Challenge
Pick out the lines below that contain the string "Sensibilität" and copy them all.

Information given

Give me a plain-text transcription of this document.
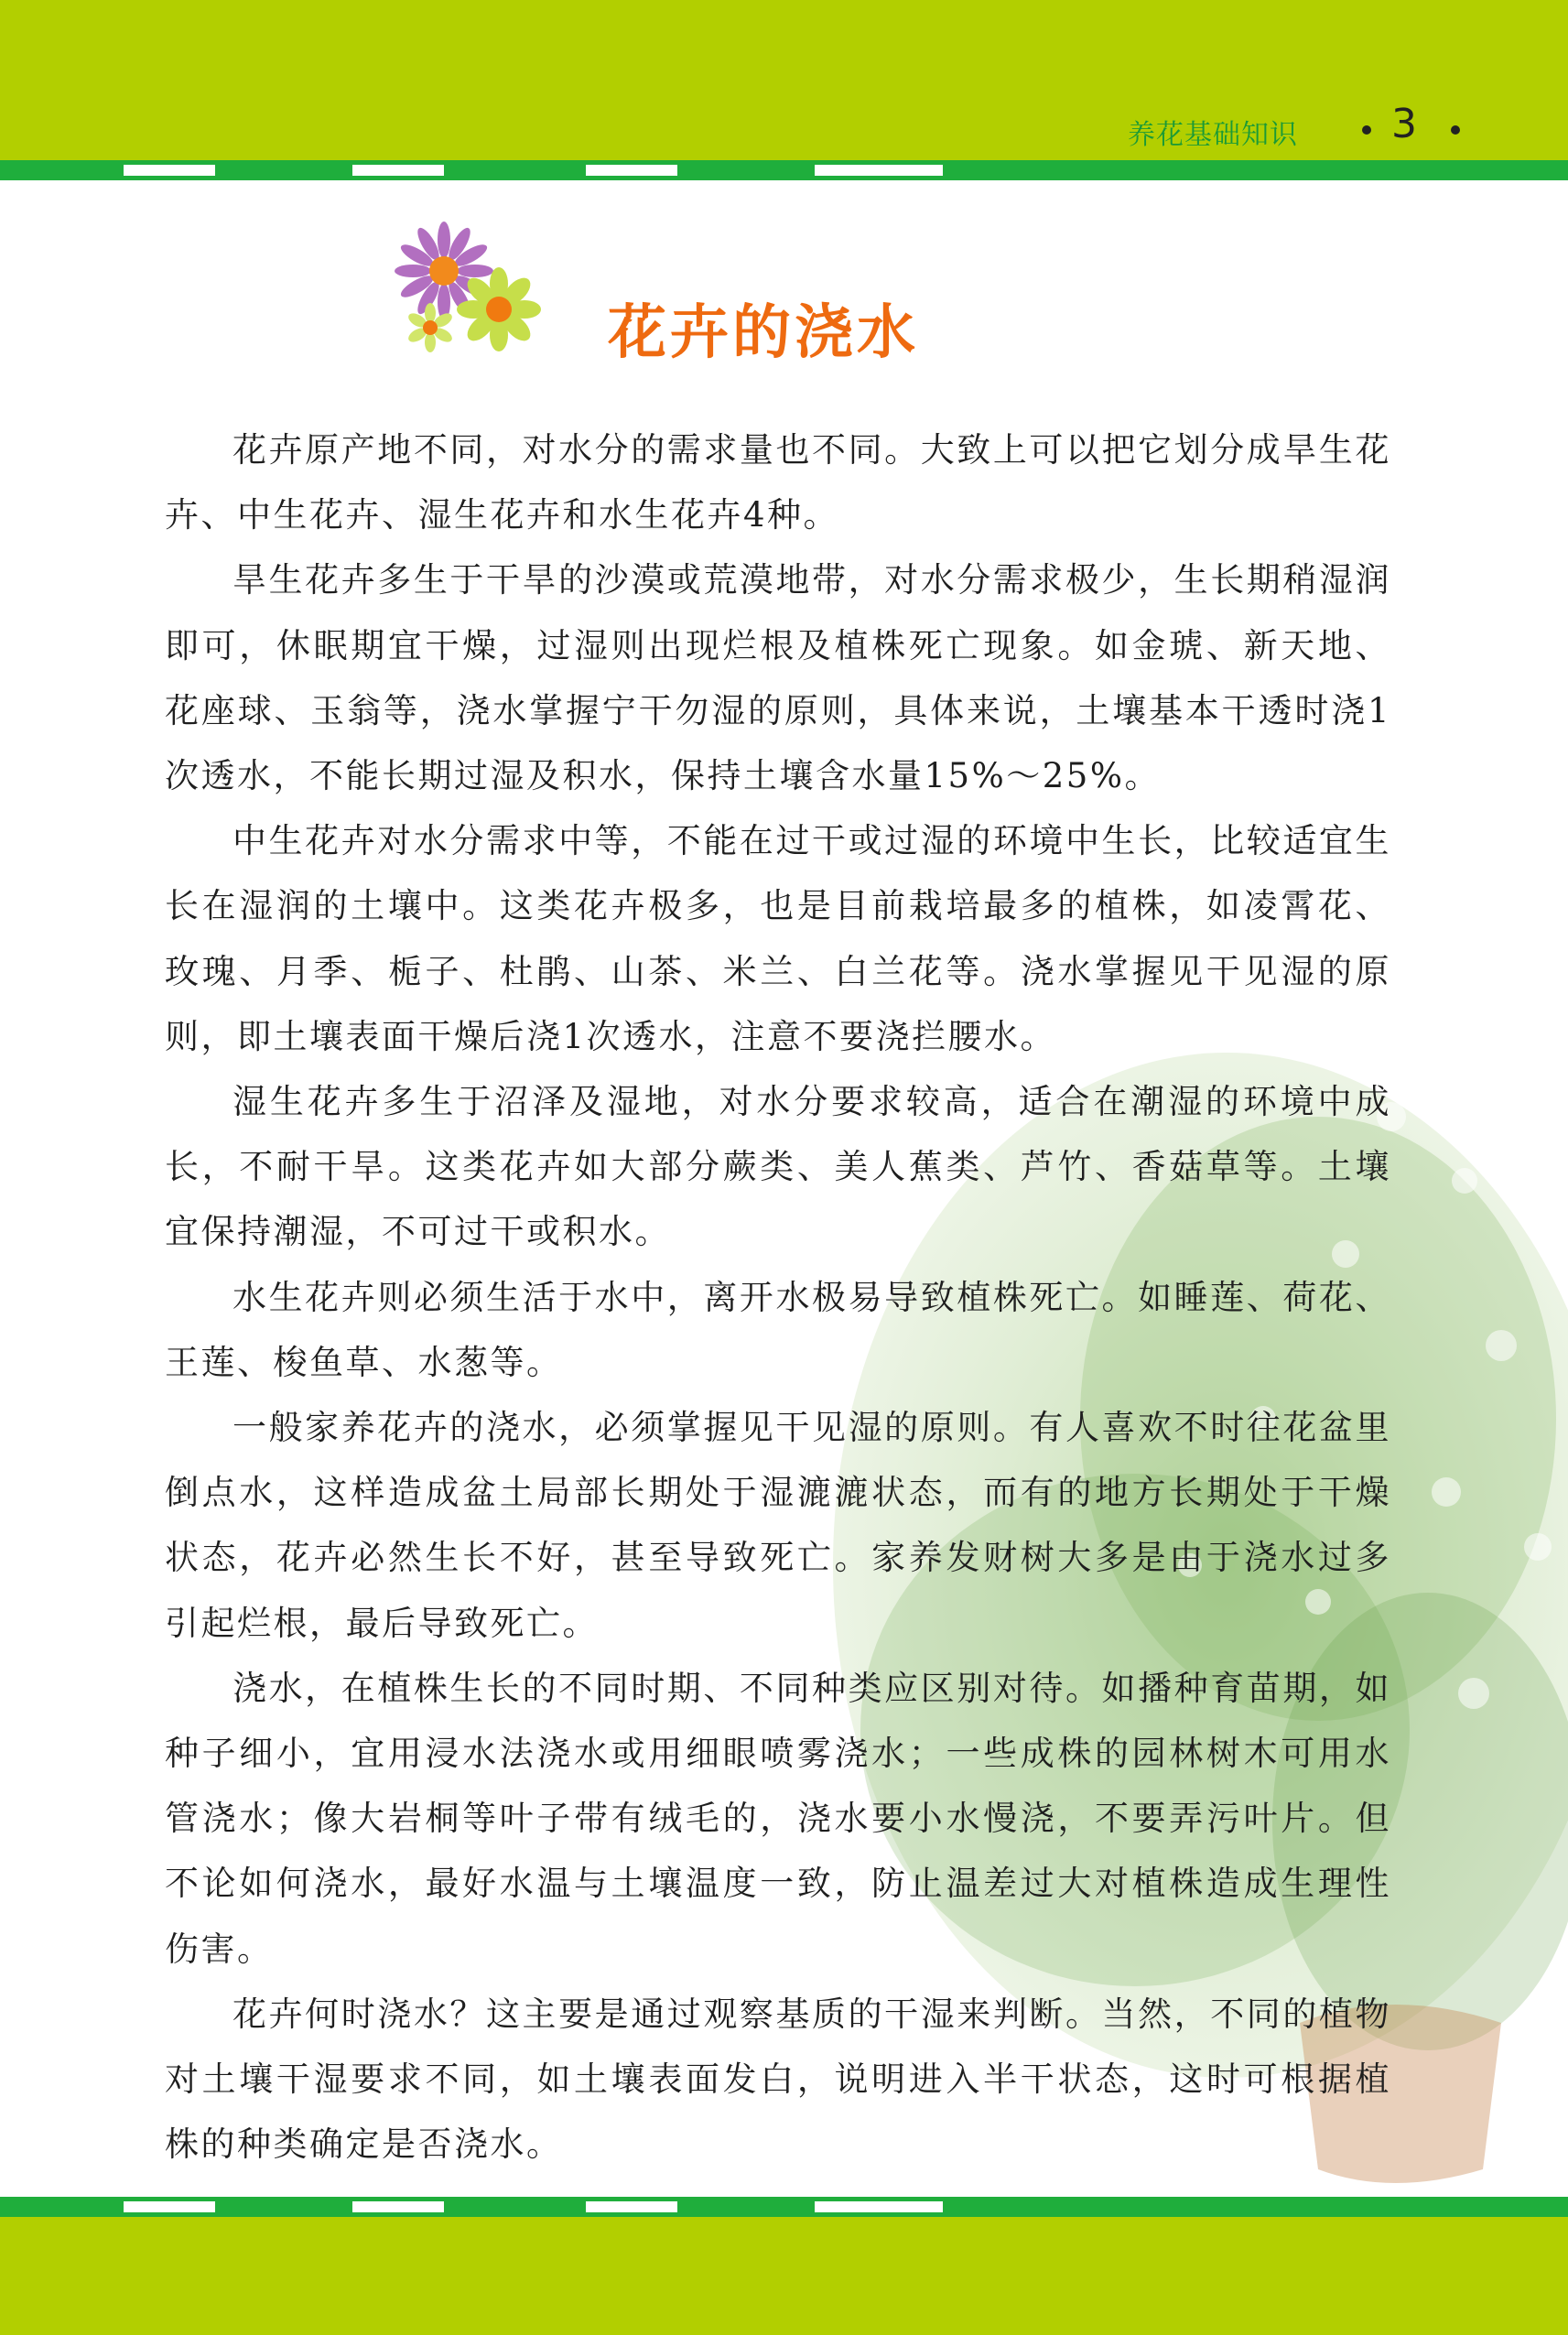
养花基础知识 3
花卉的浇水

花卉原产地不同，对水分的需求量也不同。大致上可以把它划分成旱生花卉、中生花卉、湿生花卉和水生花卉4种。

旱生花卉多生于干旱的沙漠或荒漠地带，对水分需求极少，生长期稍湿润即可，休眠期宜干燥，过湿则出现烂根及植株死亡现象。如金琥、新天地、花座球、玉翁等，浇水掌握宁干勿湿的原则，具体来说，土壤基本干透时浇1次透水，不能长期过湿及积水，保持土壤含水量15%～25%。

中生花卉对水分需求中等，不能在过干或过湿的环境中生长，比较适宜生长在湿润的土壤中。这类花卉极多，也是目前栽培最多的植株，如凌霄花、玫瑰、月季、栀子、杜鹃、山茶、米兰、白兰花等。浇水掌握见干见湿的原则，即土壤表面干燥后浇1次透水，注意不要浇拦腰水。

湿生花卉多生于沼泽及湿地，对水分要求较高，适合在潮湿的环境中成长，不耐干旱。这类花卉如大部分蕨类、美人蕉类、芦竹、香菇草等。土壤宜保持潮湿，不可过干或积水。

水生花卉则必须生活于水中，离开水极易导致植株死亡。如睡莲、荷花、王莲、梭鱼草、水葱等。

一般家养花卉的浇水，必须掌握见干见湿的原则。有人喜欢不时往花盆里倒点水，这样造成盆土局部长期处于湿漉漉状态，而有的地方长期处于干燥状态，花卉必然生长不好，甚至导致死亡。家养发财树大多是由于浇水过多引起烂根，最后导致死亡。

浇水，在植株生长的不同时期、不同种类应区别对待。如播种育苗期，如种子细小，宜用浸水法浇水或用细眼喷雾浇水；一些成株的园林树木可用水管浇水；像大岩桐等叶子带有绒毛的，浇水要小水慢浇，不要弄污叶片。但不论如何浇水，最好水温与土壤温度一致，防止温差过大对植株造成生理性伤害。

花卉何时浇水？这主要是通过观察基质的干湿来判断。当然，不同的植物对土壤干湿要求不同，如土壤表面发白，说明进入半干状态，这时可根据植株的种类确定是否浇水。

---

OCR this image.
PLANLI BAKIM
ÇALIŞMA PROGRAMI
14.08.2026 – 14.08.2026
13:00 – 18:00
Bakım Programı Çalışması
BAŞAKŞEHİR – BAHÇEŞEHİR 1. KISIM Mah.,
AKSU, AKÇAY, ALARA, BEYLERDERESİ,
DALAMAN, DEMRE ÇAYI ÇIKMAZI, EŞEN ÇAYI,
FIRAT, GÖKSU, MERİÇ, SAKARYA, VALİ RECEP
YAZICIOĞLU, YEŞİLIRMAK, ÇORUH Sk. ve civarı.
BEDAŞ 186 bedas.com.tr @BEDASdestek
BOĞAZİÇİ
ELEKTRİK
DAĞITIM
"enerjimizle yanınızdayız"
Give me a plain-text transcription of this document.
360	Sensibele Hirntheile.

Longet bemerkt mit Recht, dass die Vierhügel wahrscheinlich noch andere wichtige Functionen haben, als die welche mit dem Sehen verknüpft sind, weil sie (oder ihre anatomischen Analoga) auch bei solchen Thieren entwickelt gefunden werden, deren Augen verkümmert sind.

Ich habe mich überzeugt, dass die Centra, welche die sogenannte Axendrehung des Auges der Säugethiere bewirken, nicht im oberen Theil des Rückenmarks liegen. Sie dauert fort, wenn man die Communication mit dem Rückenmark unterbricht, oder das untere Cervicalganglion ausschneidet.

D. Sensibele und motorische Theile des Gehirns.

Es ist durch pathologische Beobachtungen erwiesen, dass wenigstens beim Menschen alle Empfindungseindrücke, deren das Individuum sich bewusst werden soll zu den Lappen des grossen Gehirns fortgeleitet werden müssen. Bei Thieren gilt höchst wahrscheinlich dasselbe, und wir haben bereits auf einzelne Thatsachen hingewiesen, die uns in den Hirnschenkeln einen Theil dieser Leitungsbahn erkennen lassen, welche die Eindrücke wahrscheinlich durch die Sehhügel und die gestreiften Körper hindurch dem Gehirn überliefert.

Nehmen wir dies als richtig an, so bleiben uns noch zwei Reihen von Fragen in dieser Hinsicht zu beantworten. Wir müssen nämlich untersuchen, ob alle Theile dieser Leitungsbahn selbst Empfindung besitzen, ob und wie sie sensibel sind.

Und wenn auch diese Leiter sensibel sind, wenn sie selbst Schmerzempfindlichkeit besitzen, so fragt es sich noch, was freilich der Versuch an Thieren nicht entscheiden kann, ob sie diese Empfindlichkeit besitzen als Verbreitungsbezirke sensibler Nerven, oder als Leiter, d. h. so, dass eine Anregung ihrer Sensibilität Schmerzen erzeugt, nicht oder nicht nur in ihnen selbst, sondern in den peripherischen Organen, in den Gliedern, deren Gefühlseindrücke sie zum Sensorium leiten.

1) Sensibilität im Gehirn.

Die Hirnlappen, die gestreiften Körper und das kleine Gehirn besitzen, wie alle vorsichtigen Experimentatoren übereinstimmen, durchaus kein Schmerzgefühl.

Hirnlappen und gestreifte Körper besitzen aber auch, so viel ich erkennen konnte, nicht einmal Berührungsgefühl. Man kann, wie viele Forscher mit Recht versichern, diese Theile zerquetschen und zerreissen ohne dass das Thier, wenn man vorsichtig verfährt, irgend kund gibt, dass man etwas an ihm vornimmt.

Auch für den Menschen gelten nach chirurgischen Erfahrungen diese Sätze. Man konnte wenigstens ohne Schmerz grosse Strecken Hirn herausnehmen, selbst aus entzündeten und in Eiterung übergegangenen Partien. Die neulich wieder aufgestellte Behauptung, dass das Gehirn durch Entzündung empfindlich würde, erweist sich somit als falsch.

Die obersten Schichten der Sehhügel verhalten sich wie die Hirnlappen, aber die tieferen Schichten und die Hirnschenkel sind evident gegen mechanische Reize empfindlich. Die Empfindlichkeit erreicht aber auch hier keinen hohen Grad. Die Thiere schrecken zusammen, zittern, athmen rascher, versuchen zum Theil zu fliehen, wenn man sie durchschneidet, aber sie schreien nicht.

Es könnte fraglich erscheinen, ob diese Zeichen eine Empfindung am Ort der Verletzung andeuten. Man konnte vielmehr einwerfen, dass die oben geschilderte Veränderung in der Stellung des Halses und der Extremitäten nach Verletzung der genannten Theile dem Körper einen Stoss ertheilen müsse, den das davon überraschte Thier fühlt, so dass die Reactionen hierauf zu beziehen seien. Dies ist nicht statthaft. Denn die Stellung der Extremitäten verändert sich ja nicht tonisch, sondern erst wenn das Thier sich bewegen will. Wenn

Solution to the problem
Und wenn auch diese Leiter sensibel sind, wenn sie selbst Schmerzempfindlichkeit besitzen, so fragt es sich noch, was freilich der Versuch an Thieren nicht entscheiden kann, ob sie diese Empfindlichkeit besitzen als Verbreitungsbezirke sensibler Nerven, oder als Leiter, d. h. so, dass eine Anregung ihrer Sensibilität Schmerzen erzeugt, nicht oder nicht nur in ihnen selbst, sondern in den peripherischen Organen, in den Gliedern, deren Gefühlseindrücke sie zum Sensorium leiten.
1) Sensibilität im Gehirn.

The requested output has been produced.